■ Goal
With pictures left out, retype exactly the lines from the one containing "What does this" through the final line of the entries.

■ Dataset records

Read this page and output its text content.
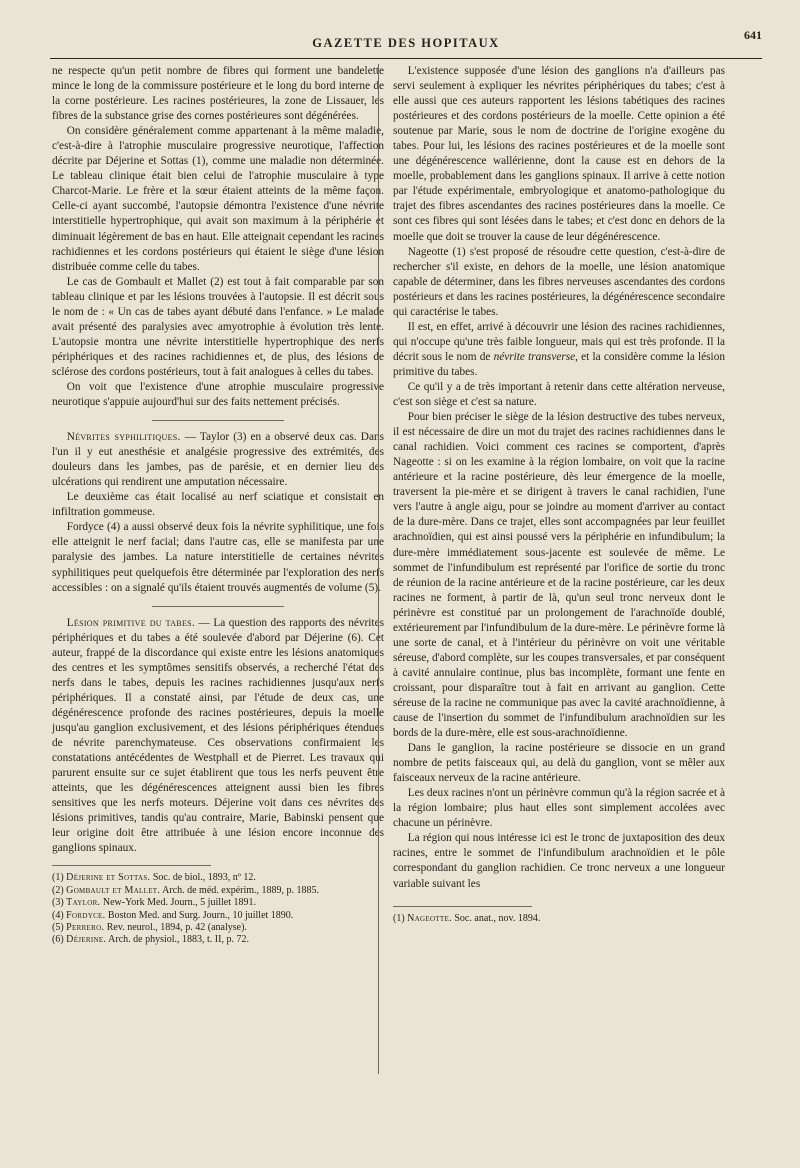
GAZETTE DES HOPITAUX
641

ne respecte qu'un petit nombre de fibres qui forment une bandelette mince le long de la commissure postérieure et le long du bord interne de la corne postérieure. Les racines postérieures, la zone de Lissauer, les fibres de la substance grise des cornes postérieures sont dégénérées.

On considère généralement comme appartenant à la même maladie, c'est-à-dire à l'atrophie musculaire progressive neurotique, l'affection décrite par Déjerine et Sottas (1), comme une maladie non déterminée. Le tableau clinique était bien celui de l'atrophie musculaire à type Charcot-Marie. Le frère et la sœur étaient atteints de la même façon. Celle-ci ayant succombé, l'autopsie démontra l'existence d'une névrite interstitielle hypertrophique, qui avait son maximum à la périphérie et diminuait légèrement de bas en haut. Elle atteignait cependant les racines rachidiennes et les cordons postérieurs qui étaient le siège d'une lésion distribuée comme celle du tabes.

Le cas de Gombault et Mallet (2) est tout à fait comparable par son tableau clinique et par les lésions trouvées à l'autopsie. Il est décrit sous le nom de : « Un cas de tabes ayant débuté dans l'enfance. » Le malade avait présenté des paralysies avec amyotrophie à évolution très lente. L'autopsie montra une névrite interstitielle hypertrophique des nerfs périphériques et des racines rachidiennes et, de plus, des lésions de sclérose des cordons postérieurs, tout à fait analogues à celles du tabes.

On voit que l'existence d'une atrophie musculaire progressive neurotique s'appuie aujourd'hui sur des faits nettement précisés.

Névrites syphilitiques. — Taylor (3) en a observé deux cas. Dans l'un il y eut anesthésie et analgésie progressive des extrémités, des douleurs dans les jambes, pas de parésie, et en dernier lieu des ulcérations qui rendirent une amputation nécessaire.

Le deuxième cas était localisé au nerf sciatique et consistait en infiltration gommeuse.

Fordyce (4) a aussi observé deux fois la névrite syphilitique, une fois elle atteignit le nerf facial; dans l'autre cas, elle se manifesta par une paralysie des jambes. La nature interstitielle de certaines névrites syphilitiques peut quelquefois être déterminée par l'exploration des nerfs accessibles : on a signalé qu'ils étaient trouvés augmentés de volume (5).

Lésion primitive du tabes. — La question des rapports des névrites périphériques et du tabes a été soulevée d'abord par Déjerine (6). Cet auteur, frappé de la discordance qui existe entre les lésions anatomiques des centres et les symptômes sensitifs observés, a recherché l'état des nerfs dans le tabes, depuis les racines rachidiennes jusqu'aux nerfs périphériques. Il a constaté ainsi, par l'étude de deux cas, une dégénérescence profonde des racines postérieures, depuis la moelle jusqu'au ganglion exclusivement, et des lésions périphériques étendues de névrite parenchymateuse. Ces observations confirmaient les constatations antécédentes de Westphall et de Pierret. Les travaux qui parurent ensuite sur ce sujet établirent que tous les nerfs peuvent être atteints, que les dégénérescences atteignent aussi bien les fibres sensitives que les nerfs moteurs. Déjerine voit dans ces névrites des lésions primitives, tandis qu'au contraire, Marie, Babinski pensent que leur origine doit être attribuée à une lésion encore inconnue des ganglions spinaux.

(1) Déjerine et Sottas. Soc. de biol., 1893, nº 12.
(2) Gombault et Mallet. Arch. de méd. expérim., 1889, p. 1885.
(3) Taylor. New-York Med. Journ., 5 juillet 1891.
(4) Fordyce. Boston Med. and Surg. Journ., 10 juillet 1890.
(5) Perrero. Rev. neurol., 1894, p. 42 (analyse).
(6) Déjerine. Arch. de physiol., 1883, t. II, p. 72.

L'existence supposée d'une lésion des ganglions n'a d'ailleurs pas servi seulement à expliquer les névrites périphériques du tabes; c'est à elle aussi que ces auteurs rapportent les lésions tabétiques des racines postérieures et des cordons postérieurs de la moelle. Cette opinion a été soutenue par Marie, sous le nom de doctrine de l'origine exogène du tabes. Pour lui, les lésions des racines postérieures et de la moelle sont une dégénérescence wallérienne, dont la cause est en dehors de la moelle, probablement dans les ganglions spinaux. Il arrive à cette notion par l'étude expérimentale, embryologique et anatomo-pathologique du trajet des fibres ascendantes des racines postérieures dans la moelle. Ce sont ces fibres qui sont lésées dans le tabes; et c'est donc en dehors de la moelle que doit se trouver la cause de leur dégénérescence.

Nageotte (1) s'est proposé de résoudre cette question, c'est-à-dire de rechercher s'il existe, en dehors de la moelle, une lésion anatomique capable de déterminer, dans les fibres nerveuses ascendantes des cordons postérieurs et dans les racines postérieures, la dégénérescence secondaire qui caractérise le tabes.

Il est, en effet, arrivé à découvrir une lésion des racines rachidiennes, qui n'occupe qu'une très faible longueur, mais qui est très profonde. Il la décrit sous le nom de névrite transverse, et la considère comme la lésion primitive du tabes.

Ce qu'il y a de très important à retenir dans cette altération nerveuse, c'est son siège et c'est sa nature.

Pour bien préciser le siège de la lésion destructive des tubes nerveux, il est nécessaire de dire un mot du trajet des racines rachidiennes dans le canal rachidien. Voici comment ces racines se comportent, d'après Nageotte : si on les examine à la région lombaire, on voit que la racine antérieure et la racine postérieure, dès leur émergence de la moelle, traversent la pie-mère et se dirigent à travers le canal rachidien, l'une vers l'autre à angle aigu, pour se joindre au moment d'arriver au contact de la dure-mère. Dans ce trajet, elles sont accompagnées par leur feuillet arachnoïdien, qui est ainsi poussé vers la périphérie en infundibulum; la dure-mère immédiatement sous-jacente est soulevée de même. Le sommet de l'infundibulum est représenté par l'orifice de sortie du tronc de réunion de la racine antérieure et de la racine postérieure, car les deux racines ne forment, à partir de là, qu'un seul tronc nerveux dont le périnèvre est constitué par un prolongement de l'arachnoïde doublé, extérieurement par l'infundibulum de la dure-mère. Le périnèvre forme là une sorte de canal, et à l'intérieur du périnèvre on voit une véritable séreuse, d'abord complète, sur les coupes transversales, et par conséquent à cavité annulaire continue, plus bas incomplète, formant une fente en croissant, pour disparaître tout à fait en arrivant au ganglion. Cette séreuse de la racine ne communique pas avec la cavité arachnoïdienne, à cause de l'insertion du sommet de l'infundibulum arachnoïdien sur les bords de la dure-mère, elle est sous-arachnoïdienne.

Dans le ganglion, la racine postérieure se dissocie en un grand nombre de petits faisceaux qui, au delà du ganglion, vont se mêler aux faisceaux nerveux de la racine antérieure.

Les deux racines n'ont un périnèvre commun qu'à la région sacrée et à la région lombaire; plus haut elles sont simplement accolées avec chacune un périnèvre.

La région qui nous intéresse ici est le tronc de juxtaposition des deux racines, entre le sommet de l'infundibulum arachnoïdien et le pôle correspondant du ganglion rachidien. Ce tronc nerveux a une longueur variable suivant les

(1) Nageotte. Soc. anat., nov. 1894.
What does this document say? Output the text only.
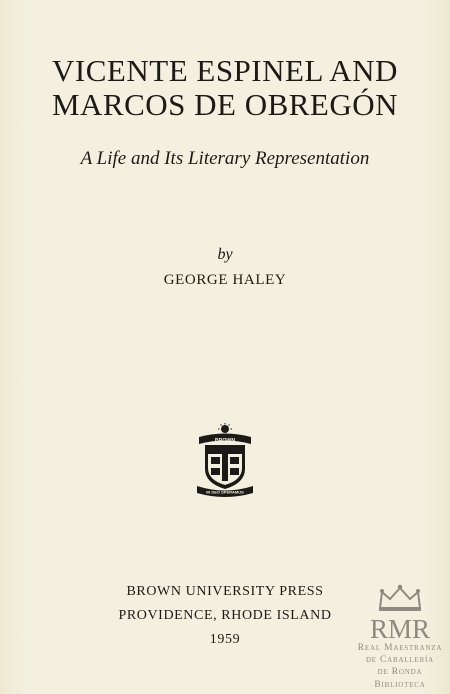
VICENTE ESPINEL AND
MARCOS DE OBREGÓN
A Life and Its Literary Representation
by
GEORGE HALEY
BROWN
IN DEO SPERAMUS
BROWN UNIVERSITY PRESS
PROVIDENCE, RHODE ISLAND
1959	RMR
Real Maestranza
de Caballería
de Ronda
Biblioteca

■ Written reply
What does this document say? Output the text only.
VICENTE ESPINEL AND
MARCOS DE OBREGÓN
A Life and Its Literary Representation
by
GEORGE HALEY
BROWN
IN DEO SPERAMUS
BROWN UNIVERSITY PRESS
PROVIDENCE, RHODE ISLAND
1959	RMR
Real Maestranza
de Caballería
de Ronda
Biblioteca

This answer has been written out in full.